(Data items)
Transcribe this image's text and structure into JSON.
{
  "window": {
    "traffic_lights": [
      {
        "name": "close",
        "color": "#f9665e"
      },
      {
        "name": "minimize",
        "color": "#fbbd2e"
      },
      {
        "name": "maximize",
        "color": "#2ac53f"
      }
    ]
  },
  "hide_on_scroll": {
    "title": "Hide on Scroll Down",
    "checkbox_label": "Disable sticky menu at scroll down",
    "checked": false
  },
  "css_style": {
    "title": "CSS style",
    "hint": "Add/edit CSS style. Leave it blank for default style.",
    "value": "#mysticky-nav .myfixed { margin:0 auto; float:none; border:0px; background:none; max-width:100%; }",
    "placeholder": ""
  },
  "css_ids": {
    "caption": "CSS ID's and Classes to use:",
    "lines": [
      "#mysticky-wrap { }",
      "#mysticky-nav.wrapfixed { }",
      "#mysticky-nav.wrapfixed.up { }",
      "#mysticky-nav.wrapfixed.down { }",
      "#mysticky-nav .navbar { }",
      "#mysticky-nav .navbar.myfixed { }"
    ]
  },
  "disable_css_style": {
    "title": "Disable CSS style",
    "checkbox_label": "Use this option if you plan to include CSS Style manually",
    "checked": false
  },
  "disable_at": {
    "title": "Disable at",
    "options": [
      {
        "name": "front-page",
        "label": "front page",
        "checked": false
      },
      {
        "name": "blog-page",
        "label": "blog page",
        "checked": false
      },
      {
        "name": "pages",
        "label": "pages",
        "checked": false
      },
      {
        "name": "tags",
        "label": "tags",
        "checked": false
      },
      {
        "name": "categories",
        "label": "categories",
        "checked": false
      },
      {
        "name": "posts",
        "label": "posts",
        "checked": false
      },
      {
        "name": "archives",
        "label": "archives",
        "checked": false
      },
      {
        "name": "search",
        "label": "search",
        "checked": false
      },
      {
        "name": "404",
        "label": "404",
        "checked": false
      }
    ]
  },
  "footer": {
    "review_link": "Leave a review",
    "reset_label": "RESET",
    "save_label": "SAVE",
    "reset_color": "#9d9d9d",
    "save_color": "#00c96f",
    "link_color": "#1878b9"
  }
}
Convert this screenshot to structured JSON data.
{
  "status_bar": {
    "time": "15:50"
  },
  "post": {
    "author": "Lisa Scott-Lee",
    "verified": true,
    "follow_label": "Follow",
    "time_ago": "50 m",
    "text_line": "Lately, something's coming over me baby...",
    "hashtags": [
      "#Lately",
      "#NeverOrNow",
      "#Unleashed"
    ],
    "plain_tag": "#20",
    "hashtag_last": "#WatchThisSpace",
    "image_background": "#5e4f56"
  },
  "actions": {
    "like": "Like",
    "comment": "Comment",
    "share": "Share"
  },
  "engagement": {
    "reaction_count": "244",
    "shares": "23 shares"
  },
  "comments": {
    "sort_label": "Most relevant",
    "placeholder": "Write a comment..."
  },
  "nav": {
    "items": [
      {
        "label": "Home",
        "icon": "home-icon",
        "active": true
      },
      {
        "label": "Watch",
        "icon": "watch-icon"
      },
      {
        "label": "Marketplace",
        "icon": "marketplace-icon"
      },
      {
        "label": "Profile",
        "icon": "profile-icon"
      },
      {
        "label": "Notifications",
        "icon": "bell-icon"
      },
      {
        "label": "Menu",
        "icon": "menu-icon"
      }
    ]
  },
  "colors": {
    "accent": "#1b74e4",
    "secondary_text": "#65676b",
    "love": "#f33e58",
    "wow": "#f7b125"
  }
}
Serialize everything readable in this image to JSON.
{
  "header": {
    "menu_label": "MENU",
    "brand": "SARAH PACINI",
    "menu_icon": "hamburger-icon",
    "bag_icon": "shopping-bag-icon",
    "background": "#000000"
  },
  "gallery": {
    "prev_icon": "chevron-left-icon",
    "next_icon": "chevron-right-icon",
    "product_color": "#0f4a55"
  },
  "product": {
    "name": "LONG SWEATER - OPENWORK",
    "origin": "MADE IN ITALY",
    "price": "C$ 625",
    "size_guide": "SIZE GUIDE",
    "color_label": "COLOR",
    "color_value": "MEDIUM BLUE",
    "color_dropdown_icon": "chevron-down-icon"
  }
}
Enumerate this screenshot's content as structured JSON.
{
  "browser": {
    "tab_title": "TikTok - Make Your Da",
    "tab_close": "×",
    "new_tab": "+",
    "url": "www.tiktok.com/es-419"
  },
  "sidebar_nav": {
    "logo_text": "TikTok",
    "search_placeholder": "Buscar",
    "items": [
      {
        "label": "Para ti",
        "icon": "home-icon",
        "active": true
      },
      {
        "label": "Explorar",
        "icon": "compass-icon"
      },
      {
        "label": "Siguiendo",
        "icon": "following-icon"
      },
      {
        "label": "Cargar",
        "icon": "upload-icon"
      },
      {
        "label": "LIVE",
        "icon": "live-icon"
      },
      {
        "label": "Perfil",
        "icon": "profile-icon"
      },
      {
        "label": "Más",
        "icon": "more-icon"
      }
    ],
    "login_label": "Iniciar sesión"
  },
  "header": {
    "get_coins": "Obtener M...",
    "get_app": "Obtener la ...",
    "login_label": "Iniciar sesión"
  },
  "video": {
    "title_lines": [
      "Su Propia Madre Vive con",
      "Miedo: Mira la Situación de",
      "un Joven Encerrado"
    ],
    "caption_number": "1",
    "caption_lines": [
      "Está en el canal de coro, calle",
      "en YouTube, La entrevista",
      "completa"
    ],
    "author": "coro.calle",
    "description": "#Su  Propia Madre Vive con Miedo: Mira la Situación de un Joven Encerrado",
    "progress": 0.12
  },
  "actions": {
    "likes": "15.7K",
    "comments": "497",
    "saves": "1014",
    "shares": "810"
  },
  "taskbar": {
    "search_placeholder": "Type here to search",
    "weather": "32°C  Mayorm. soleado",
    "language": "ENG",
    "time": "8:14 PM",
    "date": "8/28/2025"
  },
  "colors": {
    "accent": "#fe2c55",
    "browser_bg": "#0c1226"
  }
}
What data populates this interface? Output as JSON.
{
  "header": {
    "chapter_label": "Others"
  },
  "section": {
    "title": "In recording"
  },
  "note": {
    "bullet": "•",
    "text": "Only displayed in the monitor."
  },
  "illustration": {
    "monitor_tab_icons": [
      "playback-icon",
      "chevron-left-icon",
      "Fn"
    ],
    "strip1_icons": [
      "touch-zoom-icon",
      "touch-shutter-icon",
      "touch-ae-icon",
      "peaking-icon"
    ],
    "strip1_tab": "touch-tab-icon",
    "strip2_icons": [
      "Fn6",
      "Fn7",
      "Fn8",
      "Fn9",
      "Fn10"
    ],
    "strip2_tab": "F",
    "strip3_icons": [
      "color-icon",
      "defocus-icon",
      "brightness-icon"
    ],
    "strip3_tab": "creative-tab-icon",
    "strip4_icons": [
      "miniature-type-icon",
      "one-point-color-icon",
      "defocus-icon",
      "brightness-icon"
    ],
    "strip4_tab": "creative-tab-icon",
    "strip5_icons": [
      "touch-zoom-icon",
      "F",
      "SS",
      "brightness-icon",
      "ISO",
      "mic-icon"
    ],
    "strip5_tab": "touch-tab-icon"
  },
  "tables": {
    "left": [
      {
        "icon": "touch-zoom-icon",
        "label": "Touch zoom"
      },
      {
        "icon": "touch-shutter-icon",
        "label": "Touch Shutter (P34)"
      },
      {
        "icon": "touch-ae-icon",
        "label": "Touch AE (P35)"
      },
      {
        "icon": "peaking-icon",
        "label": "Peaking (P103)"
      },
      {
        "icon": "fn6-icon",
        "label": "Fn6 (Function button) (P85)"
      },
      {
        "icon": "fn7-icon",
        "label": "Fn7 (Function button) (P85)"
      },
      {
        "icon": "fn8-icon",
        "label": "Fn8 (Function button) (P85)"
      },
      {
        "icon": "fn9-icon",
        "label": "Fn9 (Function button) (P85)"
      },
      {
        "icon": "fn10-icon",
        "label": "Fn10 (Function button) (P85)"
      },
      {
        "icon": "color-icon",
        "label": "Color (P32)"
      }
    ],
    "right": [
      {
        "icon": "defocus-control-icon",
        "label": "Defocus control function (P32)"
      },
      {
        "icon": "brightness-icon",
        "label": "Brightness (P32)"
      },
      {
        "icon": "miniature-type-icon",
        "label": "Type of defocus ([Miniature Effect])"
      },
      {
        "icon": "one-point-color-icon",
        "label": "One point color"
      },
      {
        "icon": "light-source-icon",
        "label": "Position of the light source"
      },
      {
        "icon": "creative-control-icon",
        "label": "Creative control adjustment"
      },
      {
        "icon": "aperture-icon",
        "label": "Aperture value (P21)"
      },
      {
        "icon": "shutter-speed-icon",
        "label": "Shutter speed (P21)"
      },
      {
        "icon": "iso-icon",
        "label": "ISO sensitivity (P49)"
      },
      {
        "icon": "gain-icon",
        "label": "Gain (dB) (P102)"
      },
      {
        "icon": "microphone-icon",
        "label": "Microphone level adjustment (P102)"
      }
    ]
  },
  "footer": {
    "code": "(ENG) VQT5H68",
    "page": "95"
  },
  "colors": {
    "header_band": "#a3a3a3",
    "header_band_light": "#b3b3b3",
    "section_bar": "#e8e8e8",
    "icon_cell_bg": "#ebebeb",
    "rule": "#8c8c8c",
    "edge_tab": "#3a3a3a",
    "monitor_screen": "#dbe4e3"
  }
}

Task instructions - Count the lines of these entries that hold the string "Propia", and give only that number.

Written answer - 2